**Exercise requirements**
Render everything from the line containing "66, 835, 85]" down to the line containing "mini-measurement: 外侧基线-隔膜:2.91mm 范围:(2.00" in the data below, including both of those lines, as a Markdown table with the columns Row and Text. Put a row number in Row and the line itself in Text, and leave out blank lines.

+ + + + + + +

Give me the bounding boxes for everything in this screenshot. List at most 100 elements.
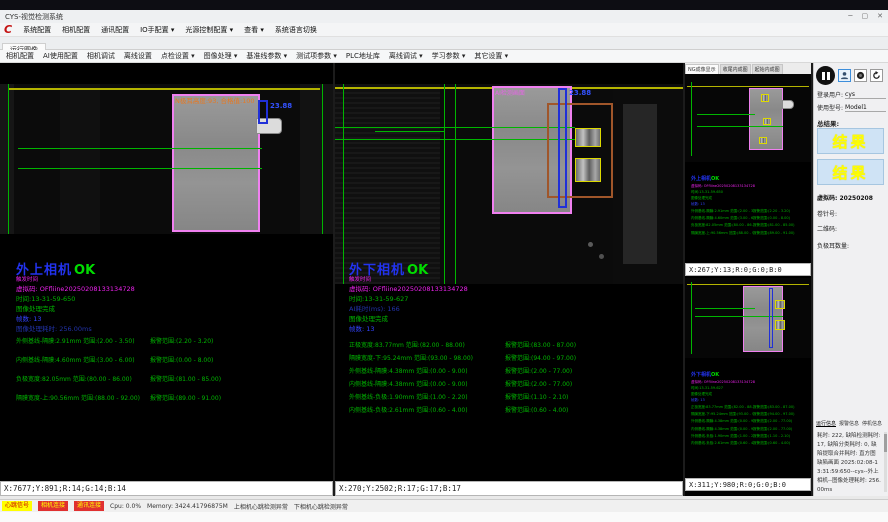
pause-button[interactable]	[816, 66, 835, 85]
lower-camera-warning: 下相机心跳检测异常	[294, 502, 348, 511]
alarm-range: 报警范围:(83.00 - 87.00)	[505, 340, 576, 349]
machine-band	[335, 84, 440, 284]
heartbeat-badge: 心跳信号	[2, 501, 32, 511]
model-label: 使用型号:	[817, 103, 843, 112]
measurement-row: 负极宽度:82.05mm 范围:(80.00 - 86.00)	[16, 374, 132, 383]
refresh-arrow-icon	[872, 71, 881, 80]
upper-camera-warning: 上相机心跳检测异常	[234, 502, 288, 511]
baseline-green-vertical	[691, 282, 692, 354]
login-user-value[interactable]: cys	[845, 91, 886, 99]
camera-view-middle[interactable]: 23.88 AI检测画面 外下相机OK 触发时间 虚拟码: OFfliine20…	[335, 63, 683, 481]
coords-bar-middle: X:270;Y:2502;R:17;G:17;B:17	[335, 481, 683, 496]
barcode-text: 虚拟码: OFfliine20250208133134728	[349, 283, 468, 293]
thumb-tab-start-image[interactable]: 起始内成图	[752, 64, 783, 74]
window-controls: ─ ▢ ✕	[848, 13, 883, 20]
run-log-text: 耗时: 222, 缺陷检测耗时: 17, 缺陷分类耗时: 0, 缺陷提取合并耗时…	[817, 432, 881, 492]
defect-box	[761, 94, 769, 102]
menu-light-config[interactable]: 光源控制配置 ▾	[185, 25, 233, 35]
measurement-row: 外侧基线-隔膜:4.38mm 范围:(0.00 - 9.00)	[349, 366, 468, 375]
tool-baseline-params[interactable]: 基准线参数 ▾	[246, 51, 287, 61]
virtual-code-label: 虚拟码:	[817, 195, 837, 202]
tool-plc-address[interactable]: PLC地址库	[346, 51, 380, 61]
pin-number-label: 卷针号:	[817, 209, 837, 218]
info-tab-alarm[interactable]: 报警信息	[839, 420, 859, 427]
menu-comm-config[interactable]: 通讯配置	[101, 25, 129, 35]
defect-box	[775, 300, 785, 309]
camera-view-left[interactable]: 23.88 N极耳高度:93, 合格值:100 外上相机OK 触发时间 虚拟码:…	[0, 63, 333, 481]
mini-measurement: 负极宽度:82.05mm 范围:(80.00 - 86.00)报警范围:(81.…	[691, 222, 809, 229]
tab-height-label: N极耳高度:93, 合格值:100	[175, 95, 255, 105]
thumbnail-top-image[interactable]	[685, 74, 811, 162]
camera-icon	[856, 71, 865, 80]
refresh-button[interactable]	[870, 69, 883, 82]
machine-part	[623, 104, 657, 264]
tool-spot-check[interactable]: 点检设置 ▾	[161, 51, 195, 61]
menu-system-config[interactable]: 系统配置	[23, 25, 51, 35]
user-login-button[interactable]	[838, 69, 851, 82]
machine-band	[0, 84, 14, 234]
log-scrollbar-thumb[interactable]	[884, 434, 887, 452]
mini-measurement: 外侧基线-隔膜:2.91mm 范围:(2.00 - 3.50)报警范围:(2.2…	[691, 208, 809, 215]
thumb-tab-tail-image[interactable]: 收尾内成图	[720, 64, 751, 74]
login-user-label: 登录用户:	[817, 90, 843, 99]
tool-other-settings[interactable]: 其它设置 ▾	[474, 51, 508, 61]
menu-camera-config[interactable]: 相机配置	[62, 25, 90, 35]
menubar: C 系统配置 相机配置 通讯配置 IO手配置 ▾ 光源控制配置 ▾ 查看 ▾ 系…	[0, 23, 888, 37]
maximize-icon[interactable]: ▢	[862, 13, 869, 20]
tool-offline-settings[interactable]: 离线设置	[124, 51, 152, 61]
camera-toggle-button[interactable]	[854, 69, 867, 82]
mini-measurement: 隔膜宽度-上:90.56mm 范围:(88.00 - 92.00)报警范围:(8…	[691, 230, 809, 237]
proc-time-text: 图像处理耗时: 256.00ms	[16, 323, 92, 333]
thumb-tab-ng-display[interactable]: NG成像显示	[685, 64, 719, 74]
time-text: 时间:13-31-59-627	[349, 293, 408, 303]
bottom-strip	[0, 512, 888, 522]
tool-image-processing[interactable]: 图像处理 ▾	[204, 51, 238, 61]
machine-screw	[599, 254, 604, 259]
measurement-row: 外侧基线-隔膜:2.91mm 范围:(2.00 - 3.50)	[16, 336, 135, 345]
measure-line	[335, 127, 575, 128]
alarm-range: 报警范围:(0.00 - 8.00)	[150, 355, 213, 364]
model-value[interactable]: Model1	[845, 104, 886, 112]
statusbar: 心跳信号 相机连接 通讯连接 Cpu: 0.0% Memory: 3424.41…	[0, 499, 888, 512]
thumbnail-bottom-text: 外下相机OK 虚拟码: OFfliine20250208133134728 时间…	[691, 361, 809, 448]
minimize-icon[interactable]: ─	[848, 13, 852, 20]
camera-left-status: OK	[74, 263, 95, 278]
ai-time-text: AI耗时(ms): 166	[349, 303, 400, 313]
cell-region	[743, 286, 783, 352]
tool-camera-debug[interactable]: 相机调试	[87, 51, 115, 61]
measurement-row: 隔膜宽度-下:95.24mm 范围:(93.00 - 98.00)	[349, 353, 473, 362]
thumbnail-bottom-image[interactable]	[685, 278, 811, 358]
ai-blue-box	[769, 288, 773, 348]
tool-offline-debug[interactable]: 离线调试 ▾	[389, 51, 423, 61]
mini-camera-title: 外下相机	[691, 372, 711, 378]
baseline-green-vertical	[322, 84, 323, 234]
measurement-row: 内侧基线-隔膜:4.38mm 范围:(0.00 - 9.00)	[349, 379, 468, 388]
virtual-code-row: 虚拟码: 20250208	[817, 193, 873, 202]
close-icon[interactable]: ✕	[877, 13, 883, 20]
machine-band	[300, 84, 333, 234]
tool-test-params[interactable]: 测试项参数 ▾	[296, 51, 337, 61]
tool-ai-use-config[interactable]: AI使用配置	[43, 51, 78, 61]
window-title: CYS-视觉检测系统	[5, 12, 63, 22]
side-panel: 登录用户: cys 使用型号: Model1 总结果: 结果 结果 虚拟码: 2…	[813, 63, 888, 496]
info-tab-run[interactable]: 运行信息	[816, 420, 836, 427]
mini-measurement: 内侧基线-隔膜:4.60mm 范围:(3.00 - 6.00)报警范围:(0.0…	[691, 215, 809, 222]
cell-region	[172, 94, 260, 232]
tool-camera-config[interactable]: 相机配置	[6, 51, 34, 61]
info-tab-stop[interactable]: 停机信息	[862, 420, 882, 427]
baseline-yellow	[687, 284, 809, 285]
thumbnail-column: NG成像显示 收尾内成图 起始内成图 外上相机OK 虚拟码: OFfliine2…	[685, 63, 811, 496]
log-scrollbar[interactable]	[884, 432, 887, 492]
machine-screw	[588, 242, 593, 247]
menu-language-switch[interactable]: 系统语言切换	[275, 25, 317, 35]
done-text: 图像处理完成	[16, 303, 55, 313]
menu-io-config[interactable]: IO手配置 ▾	[140, 25, 174, 35]
measure-line	[18, 168, 262, 169]
login-user-field: 登录用户: cys	[817, 90, 886, 99]
menu-view[interactable]: 查看 ▾	[244, 25, 264, 35]
alarm-range: 报警范围:(2.00 - 77.00)	[505, 366, 572, 375]
thumbnail-tabs: NG成像显示 收尾内成图 起始内成图	[685, 63, 811, 74]
tool-learning-params[interactable]: 学习参数 ▾	[432, 51, 466, 61]
measurement-row: 外侧基线-负极:1.90mm 范围:(1.00 - 2.20)	[349, 392, 468, 401]
trigger-label: 触发时间	[349, 275, 371, 283]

+ + + + + + +

**Task answer**
| Row | Text |
|---|---|
| 1 | pause-button[interactable]	[816, 66, 835, 85] |
| 2 | lower-camera-warning: 下相机心跳检测异常	[294, 502, 348, 511] |
| 3 | alarm-range: 报警范围:(83.00 - 87.00)	[505, 340, 576, 349] |
| 4 | machine-band	[335, 84, 440, 284] |
| 5 | heartbeat-badge: 心跳信号	[2, 501, 32, 511] |
| 6 | model-label: 使用型号:	[817, 103, 843, 112] |
| 7 | measurement-row: 负极宽度:82.05mm 范围:(80.00 - 86.00)	[16, 374, 132, 383] |
| 8 | refresh-arrow-icon	[872, 71, 881, 80] |
| 9 | upper-camera-warning: 上相机心跳检测异常	[234, 502, 288, 511] |
| 10 | baseline-green-vertical	[691, 282, 692, 354] |
| 11 | login-user-value[interactable]: cys	[845, 91, 886, 99] |
| 12 | camera-view-middle[interactable]: 23.88 AI检测画面 外下相机OK 触发时间 虚拟码: OFfliine20…	[335, 63, 683, 481] |
| 13 | coords-bar-middle: X:270;Y:2502;R:17;G:17;B:17	[335, 481, 683, 496] |
| 14 | barcode-text: 虚拟码: OFfliine20250208133134728	[349, 283, 468, 293] |
| 15 | thumb-tab-start-image[interactable]: 起始内成图	[752, 64, 783, 74] |
| 16 | window-controls: ─ ▢ ✕	[848, 13, 883, 20] |
| 17 | run-log-text: 耗时: 222, 缺陷检测耗时: 17, 缺陷分类耗时: 0, 缺陷提取合并耗时…	[817, 432, 881, 492] |
| 18 | defect-box	[761, 94, 769, 102] |
| 19 | menu-light-config[interactable]: 光源控制配置 ▾	[185, 25, 233, 35] |
| 20 | measurement-row: 外侧基线-隔膜:4.38mm 范围:(0.00 - 9.00)	[349, 366, 468, 375] |
| 21 | tool-baseline-params[interactable]: 基准线参数 ▾	[246, 51, 287, 61] |
| 22 | virtual-code-label: 虚拟码:	[817, 195, 837, 202] |
| 23 | tool-plc-address[interactable]: PLC地址库	[346, 51, 380, 61] |
| 24 | pin-number-label: 卷针号:	[817, 209, 837, 218] |
| 25 | info-tab-alarm[interactable]: 报警信息	[839, 420, 859, 427] |
| 26 | menu-comm-config[interactable]: 通讯配置	[101, 25, 129, 35] |
| 27 | defect-box	[775, 300, 785, 309] |
| 28 | camera-view-left[interactable]: 23.88 N极耳高度:93, 合格值:100 外上相机OK 触发时间 虚拟码:…	[0, 63, 333, 481] |
| 29 | mini-measurement: 负极宽度:82.05mm 范围:(80.00 - 86.00)报警范围:(81.…	[691, 222, 809, 229] |
| 30 | tab-height-label: N极耳高度:93, 合格值:100	[175, 95, 255, 105] |
| 31 | thumbnail-top-image[interactable]	[685, 74, 811, 162] |
| 32 | camera-icon	[856, 71, 865, 80] |
| 33 | refresh-button[interactable]	[870, 69, 883, 82] |
| 34 | machine-part	[623, 104, 657, 264] |
| 35 | tool-spot-check[interactable]: 点检设置 ▾	[161, 51, 195, 61] |
| 36 | menu-system-config[interactable]: 系统配置	[23, 25, 51, 35] |
| 37 | user-login-button[interactable]	[838, 69, 851, 82] |
| 38 | machine-band	[0, 84, 14, 234] |
| 39 | log-scrollbar-thumb[interactable]	[884, 434, 887, 452] |
| 40 | mini-measurement: 外侧基线-隔膜:2.91mm 范围:(2.00 - 3.50)报警范围:(2.2…	[691, 208, 809, 215] |